## Exercise brief
Wherever a line below holds the word "градусов", copy that line.

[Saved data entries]
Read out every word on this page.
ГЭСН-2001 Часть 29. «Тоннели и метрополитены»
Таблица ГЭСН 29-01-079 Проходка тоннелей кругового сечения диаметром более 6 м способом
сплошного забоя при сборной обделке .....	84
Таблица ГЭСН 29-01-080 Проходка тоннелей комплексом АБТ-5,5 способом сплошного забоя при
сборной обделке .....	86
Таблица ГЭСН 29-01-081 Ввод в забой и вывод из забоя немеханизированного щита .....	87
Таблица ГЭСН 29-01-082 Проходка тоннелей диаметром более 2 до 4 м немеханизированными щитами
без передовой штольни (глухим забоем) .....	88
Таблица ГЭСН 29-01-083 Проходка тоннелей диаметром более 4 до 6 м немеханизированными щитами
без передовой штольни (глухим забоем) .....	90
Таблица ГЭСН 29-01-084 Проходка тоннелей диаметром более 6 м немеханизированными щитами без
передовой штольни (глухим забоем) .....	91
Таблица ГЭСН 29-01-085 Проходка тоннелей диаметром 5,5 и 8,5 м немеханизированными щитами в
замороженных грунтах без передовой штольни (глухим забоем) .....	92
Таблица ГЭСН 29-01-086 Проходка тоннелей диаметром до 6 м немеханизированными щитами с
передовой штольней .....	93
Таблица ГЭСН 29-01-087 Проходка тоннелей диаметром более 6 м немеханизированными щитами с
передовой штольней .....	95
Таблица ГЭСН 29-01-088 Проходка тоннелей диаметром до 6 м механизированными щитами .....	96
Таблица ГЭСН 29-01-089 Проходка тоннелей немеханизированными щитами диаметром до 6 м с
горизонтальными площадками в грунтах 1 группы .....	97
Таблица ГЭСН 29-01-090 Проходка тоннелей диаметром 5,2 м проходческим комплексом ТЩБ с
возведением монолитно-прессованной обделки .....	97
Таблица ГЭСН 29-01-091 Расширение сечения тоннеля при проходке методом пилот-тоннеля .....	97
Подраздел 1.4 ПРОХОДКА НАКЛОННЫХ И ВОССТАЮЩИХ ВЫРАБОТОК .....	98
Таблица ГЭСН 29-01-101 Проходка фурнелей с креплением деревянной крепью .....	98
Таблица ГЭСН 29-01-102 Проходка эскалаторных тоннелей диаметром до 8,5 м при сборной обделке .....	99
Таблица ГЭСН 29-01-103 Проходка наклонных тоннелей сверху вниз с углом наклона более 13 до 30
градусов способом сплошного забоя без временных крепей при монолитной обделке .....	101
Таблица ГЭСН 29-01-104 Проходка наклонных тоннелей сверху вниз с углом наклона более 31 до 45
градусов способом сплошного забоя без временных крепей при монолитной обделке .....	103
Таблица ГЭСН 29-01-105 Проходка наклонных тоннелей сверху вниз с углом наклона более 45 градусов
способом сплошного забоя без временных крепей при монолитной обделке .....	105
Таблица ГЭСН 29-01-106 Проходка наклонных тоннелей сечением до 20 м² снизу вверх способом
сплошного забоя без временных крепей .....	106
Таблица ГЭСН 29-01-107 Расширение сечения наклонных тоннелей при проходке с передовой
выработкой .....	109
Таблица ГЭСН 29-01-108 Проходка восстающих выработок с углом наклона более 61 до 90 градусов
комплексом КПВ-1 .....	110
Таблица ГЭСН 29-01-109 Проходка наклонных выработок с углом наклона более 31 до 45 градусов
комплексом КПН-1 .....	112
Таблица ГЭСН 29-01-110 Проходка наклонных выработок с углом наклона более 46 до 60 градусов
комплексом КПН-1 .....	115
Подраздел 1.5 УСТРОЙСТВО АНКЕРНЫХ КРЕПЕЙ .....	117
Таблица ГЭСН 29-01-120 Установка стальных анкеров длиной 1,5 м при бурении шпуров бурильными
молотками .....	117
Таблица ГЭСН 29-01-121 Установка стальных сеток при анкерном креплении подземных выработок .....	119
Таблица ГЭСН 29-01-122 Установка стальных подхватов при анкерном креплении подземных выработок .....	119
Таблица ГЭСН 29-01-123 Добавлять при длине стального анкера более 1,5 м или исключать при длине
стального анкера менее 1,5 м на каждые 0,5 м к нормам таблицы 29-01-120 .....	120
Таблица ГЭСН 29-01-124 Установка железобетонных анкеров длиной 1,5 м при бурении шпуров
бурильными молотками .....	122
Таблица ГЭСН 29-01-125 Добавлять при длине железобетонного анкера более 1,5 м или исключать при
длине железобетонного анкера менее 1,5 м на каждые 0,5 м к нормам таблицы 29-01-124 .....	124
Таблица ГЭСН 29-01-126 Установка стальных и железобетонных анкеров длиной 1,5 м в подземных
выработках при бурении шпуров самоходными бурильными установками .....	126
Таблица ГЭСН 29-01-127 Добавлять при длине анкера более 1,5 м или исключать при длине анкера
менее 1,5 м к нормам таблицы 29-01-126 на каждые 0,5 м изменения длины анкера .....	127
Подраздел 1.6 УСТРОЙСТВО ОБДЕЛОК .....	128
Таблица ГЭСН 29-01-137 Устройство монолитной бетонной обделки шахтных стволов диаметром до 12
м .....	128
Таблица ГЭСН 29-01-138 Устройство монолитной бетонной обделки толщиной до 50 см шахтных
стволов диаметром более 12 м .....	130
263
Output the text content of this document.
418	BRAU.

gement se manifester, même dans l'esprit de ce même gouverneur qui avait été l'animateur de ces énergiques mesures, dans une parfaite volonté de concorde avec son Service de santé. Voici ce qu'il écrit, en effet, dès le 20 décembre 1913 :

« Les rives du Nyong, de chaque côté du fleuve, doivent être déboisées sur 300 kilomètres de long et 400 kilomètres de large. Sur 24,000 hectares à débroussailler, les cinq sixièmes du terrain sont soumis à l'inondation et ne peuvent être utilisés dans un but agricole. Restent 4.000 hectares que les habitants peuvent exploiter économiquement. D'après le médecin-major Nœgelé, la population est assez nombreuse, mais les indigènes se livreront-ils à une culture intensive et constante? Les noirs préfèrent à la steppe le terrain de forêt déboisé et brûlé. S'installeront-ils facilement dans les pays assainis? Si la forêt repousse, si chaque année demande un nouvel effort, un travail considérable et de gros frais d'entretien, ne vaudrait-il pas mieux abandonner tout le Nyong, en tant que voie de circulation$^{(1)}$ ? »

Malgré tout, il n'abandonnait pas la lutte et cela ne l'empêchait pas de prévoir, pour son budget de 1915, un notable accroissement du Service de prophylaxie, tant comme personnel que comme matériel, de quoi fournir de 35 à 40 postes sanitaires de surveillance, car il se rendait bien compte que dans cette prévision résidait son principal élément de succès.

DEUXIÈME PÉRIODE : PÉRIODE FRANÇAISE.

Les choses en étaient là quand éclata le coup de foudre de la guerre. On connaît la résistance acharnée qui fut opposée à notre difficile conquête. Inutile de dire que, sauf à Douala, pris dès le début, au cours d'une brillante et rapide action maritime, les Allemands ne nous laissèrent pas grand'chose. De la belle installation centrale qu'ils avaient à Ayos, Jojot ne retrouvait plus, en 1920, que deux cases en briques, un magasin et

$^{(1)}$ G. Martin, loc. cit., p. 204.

## Task answer
градусов способом сплошного забоя без временных крепей при монолитной обделке .....	101
градусов способом сплошного забоя без временных крепей при монолитной обделке .....	103
Таблица ГЭСН 29-01-105 Проходка наклонных тоннелей сверху вниз с углом наклона более 45 градусов
Таблица ГЭСН 29-01-108 Проходка восстающих выработок с углом наклона более 61 до 90 градусов
Таблица ГЭСН 29-01-109 Проходка наклонных выработок с углом наклона более 31 до 45 градусов
Таблица ГЭСН 29-01-110 Проходка наклонных выработок с углом наклона более 46 до 60 градусов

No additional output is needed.